• _Required work_:
Your task is to copy every line of the entries that contains "content".

• _Entries_:
>> BEGIN

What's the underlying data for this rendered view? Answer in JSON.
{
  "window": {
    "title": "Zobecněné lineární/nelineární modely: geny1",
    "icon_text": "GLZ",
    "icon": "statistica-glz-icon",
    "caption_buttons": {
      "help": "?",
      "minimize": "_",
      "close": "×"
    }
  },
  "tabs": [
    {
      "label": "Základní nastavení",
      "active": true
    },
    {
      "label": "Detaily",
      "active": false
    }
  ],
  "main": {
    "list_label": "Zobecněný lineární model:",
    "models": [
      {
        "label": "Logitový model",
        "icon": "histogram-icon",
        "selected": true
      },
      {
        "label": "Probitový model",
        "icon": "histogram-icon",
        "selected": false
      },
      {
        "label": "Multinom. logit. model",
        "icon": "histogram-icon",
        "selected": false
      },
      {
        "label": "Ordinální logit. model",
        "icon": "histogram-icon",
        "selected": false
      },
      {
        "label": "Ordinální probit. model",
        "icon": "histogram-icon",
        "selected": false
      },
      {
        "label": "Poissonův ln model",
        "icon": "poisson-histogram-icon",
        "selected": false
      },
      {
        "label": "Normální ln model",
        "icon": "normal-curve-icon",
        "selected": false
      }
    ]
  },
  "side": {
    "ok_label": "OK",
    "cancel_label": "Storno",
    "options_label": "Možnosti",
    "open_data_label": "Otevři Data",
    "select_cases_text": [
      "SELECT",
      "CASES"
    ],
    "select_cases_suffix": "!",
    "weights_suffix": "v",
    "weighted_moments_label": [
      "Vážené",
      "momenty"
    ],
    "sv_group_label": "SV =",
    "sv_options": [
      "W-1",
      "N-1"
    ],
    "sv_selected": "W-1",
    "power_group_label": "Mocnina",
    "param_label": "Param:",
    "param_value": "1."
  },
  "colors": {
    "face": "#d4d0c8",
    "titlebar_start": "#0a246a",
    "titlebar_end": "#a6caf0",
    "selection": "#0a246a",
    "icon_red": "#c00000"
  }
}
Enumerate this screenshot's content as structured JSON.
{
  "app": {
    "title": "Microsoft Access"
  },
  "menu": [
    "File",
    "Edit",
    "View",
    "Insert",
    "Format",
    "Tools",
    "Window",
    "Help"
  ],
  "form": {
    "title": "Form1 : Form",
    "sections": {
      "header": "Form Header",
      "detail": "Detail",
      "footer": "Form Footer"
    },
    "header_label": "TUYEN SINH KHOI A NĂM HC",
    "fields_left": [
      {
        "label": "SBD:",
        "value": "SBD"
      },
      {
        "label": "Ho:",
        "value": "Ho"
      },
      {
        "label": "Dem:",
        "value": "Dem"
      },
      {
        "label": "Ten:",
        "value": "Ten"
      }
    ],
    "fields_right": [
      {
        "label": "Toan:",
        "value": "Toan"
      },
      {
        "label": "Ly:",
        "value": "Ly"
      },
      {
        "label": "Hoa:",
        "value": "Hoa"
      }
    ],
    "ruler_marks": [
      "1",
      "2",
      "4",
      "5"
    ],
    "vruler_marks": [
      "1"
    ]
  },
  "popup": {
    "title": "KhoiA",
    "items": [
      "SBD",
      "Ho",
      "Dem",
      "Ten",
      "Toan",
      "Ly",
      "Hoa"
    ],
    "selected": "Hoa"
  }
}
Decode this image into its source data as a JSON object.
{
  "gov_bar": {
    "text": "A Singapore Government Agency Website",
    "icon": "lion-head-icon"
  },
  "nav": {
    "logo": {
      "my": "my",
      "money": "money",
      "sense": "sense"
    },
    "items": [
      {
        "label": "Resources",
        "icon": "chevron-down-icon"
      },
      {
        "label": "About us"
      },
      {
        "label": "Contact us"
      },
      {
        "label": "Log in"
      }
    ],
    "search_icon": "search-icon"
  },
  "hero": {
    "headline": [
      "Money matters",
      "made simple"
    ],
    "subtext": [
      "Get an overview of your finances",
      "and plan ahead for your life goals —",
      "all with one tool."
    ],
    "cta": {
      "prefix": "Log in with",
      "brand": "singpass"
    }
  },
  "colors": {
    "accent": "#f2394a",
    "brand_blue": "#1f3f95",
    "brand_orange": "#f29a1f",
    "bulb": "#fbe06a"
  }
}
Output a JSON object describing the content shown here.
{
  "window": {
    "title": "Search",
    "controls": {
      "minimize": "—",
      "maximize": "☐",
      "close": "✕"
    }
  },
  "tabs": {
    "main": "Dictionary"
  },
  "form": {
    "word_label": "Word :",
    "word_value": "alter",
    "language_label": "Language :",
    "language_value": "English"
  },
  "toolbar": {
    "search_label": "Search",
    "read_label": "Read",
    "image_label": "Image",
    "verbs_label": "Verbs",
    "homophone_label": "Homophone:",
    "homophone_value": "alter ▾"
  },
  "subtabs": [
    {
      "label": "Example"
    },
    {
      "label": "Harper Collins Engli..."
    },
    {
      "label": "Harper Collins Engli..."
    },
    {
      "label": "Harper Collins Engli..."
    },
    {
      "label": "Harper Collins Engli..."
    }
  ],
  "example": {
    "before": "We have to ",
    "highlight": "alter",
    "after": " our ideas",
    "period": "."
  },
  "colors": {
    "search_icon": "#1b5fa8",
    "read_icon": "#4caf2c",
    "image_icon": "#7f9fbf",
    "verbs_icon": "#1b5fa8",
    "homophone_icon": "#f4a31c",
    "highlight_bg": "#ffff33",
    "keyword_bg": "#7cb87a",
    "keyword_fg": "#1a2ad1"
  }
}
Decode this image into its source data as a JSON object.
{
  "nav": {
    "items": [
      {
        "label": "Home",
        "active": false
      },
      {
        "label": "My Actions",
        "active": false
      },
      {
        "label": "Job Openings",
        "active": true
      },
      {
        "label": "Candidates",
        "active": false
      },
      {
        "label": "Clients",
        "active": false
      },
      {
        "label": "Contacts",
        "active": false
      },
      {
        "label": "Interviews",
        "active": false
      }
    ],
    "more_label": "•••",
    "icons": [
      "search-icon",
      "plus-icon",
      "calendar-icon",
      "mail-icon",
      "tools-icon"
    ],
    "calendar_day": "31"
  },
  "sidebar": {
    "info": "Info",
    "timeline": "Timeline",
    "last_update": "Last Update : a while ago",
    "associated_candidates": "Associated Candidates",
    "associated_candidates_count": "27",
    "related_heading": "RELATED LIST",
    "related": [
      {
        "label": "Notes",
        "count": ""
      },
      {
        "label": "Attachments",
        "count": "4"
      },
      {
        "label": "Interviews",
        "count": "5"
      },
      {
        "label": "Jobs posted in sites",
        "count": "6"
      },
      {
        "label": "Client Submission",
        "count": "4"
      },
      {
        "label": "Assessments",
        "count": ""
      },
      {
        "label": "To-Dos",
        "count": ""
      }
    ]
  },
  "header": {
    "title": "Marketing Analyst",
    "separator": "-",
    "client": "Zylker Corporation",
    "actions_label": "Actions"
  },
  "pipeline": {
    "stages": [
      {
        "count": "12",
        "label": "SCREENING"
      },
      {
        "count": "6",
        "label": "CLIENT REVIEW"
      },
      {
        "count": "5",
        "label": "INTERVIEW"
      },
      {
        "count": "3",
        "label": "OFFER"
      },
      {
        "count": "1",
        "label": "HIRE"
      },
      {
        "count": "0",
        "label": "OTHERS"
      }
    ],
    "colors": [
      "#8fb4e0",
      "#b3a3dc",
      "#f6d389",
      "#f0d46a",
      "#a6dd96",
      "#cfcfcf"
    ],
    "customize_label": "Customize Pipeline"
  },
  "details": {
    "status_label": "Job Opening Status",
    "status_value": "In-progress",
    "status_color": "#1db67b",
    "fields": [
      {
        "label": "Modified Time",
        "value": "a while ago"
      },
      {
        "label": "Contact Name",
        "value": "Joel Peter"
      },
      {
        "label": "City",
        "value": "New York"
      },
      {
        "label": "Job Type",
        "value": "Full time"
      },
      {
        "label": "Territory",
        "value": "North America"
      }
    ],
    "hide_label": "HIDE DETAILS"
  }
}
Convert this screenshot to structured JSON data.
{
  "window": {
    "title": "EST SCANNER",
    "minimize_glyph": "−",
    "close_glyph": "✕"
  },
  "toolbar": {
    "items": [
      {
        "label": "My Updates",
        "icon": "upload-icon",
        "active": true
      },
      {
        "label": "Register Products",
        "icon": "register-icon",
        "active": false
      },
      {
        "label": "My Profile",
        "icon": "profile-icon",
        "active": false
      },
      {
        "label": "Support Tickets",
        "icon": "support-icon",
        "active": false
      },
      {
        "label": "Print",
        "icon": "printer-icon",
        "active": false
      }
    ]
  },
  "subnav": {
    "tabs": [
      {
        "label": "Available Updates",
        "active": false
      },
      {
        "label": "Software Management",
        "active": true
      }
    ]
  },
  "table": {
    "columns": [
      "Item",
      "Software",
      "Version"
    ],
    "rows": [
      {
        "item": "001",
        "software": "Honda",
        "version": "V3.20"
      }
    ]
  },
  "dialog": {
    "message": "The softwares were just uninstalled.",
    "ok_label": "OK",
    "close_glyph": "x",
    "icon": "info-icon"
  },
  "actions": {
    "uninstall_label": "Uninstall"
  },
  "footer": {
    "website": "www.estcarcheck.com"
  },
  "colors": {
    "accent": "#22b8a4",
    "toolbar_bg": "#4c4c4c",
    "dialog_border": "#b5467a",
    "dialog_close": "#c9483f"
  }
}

>> END

• _Exercise output_:
Enumerate this screenshot's content as structured JSON.
Output a JSON object describing the content shown here.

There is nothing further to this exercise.